Task: Transcribe all of the material exactly.

Listing:

┄┄┄┄┄┄┄┄┄┄┄┄┄┄┄┄┄┄┄┄

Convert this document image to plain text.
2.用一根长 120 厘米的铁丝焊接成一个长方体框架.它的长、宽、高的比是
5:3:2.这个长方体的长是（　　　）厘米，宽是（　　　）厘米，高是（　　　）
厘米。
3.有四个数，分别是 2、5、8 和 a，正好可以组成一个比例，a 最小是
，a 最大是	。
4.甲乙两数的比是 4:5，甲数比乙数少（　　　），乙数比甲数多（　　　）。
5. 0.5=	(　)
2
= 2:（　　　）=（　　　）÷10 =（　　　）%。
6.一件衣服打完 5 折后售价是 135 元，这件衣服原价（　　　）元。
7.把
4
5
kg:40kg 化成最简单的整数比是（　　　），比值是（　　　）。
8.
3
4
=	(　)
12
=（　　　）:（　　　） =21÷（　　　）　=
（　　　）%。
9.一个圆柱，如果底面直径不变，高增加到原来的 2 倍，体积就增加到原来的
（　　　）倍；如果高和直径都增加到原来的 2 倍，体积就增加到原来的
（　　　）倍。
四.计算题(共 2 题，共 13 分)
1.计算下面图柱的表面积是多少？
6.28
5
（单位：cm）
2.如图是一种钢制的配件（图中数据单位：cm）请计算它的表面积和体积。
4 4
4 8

┄┄┄┄┄┄┄┄┄┄┄┄┄┄┄┄┄┄┄┄

Final result:
Convert this document image to plain text.
2.用一根长 120 厘米的铁丝焊接成一个长方体框架.它的长、宽、高的比是
5:3:2.这个长方体的长是（　　　）厘米，宽是（　　　）厘米，高是（　　　）
厘米。
3.有四个数，分别是 2、5、8 和 a，正好可以组成一个比例，a 最小是
，a 最大是	。
4.甲乙两数的比是 4:5，甲数比乙数少（　　　），乙数比甲数多（　　　）。
5. 0.5=	(　)
2
= 2:（　　　）=（　　　）÷10 =（　　　）%。
6.一件衣服打完 5 折后售价是 135 元，这件衣服原价（　　　）元。
7.把
4
5
kg:40kg 化成最简单的整数比是（　　　），比值是（　　　）。
8.
3
4
=	(　)
12
=（　　　）:（　　　） =21÷（　　　）　=
（　　　）%。
9.一个圆柱，如果底面直径不变，高增加到原来的 2 倍，体积就增加到原来的
（　　　）倍；如果高和直径都增加到原来的 2 倍，体积就增加到原来的
（　　　）倍。
四.计算题(共 2 题，共 13 分)
1.计算下面图柱的表面积是多少？
6.28
5
（单位：cm）
2.如图是一种钢制的配件（图中数据单位：cm）请计算它的表面积和体积。
4 4
4 8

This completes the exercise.